• Stated task 1
Please print the records exactly, from their first line through the line containing "Text: O: O bbox=[70, 130, 80, 143]", with both of those lines included.

# Advice Needed



## Hendo-20 (Oct 7, 2011)

Hi i have purchased styro foam today to make a fake rock wall for my tank, just want to know whats the best grout, paint and sealer to use and best place to get them from Thanks


----------



## Em1986 (Oct 7, 2011)

For a start this needs to be moved to the DIY section as the herp help section is for threads relating to reptile emergencies and help.

Secondly, Bunning's is your best friend 
I made some hides from expanding foam, the one for my beardies i grouted using some pre-mixed and coloured grout in a tube (probably more expensive than mixing yourself but this was on special for $5 a tube at the time so saved me heaps), i used acrylic craft paints on the one for my snake, and sealed them with clear pondtite. You need to add some PVA woodglue mixed with the grout and water it down to the consistency of paint, my first coat i used it straight and it was very hard to work with due to how thick it was before being told to water it down and use some PVA in it.


----------



## Raddy318 (Oct 7, 2011)

Em1986 said:


> For a start this needs to be moved to the DIY section as the herp help section is for threads relating to reptile emergencies and help.

[Collected data entries]
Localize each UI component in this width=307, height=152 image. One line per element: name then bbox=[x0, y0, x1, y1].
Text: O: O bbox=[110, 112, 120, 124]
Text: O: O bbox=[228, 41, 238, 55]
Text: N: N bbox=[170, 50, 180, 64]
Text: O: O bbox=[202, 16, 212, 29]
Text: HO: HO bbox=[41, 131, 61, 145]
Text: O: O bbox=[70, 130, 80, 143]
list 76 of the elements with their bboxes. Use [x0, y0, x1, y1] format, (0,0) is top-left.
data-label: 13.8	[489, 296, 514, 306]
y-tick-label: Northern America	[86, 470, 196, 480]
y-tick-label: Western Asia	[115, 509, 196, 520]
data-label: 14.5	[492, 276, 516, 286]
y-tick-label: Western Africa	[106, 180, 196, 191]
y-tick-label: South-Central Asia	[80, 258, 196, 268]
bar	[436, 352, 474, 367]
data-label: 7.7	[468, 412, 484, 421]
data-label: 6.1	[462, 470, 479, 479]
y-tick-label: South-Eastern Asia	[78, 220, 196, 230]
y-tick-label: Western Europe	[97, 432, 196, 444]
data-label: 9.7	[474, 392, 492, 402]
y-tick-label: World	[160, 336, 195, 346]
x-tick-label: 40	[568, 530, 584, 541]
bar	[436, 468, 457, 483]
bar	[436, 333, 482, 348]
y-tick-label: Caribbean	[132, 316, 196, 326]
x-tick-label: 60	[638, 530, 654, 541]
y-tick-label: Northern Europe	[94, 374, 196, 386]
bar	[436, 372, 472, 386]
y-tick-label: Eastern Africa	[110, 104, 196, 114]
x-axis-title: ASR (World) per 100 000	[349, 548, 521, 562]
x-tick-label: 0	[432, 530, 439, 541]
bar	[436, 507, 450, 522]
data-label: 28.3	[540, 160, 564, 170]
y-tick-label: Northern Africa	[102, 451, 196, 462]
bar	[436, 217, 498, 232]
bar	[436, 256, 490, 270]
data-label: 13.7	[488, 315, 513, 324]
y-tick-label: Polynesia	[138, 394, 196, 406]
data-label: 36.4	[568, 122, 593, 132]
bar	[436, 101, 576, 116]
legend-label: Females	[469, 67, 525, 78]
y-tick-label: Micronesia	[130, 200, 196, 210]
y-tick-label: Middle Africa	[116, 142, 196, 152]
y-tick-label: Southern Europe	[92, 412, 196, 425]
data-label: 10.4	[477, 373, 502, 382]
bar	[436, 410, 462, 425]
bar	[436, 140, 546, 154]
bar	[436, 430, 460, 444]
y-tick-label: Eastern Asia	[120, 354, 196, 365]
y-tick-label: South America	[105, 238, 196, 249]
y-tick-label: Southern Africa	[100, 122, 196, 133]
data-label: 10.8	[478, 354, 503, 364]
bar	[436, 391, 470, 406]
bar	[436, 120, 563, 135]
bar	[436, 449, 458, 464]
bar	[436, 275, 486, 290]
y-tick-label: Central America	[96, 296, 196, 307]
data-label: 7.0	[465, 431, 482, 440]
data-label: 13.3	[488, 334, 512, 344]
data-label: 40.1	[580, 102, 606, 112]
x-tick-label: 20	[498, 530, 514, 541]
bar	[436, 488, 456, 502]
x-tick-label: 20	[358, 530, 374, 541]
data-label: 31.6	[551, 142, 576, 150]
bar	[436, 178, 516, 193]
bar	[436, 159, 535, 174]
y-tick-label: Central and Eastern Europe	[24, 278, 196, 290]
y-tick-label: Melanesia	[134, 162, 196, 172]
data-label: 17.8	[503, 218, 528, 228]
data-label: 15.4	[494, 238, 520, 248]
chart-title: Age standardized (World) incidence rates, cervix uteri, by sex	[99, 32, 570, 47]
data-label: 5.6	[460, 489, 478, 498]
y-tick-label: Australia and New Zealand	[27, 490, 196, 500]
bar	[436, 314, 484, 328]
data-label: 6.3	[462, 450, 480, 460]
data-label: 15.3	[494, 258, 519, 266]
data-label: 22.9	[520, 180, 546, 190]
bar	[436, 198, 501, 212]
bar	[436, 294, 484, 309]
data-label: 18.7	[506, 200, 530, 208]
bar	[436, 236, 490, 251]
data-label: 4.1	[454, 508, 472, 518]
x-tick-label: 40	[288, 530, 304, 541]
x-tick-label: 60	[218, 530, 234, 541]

• Stated task 2
Output the rock wall thread word for word between "Secondly, Bunning's is" and "some PVA in it.", inclusive.

• Final answer 1
Localize each UI component in this width=307, height=152 image. One line per element: name then bbox=[x0, y0, x1, y1].
Text: O: O bbox=[110, 112, 120, 124]
Text: O: O bbox=[228, 41, 238, 55]
Text: N: N bbox=[170, 50, 180, 64]
Text: O: O bbox=[202, 16, 212, 29]
Text: HO: HO bbox=[41, 131, 61, 145]
Text: O: O bbox=[70, 130, 80, 143]

• Final answer 2
Secondly, Bunning's is your best friend 
I made some hides from expanding foam, the one for my beardies i grouted using some pre-mixed and coloured grout in a tube (probably more expensive than mixing yourself but this was on special for $5 a tube at the time so saved me heaps), i used acrylic craft paints on the one for my snake, and sealed them with clear pondtite. You need to add some PVA woodglue mixed with the grout and water it down to the consistency of paint, my first coat i used it straight and it was very hard to work with due to how thick it was before being told to water it down and use some PVA in it.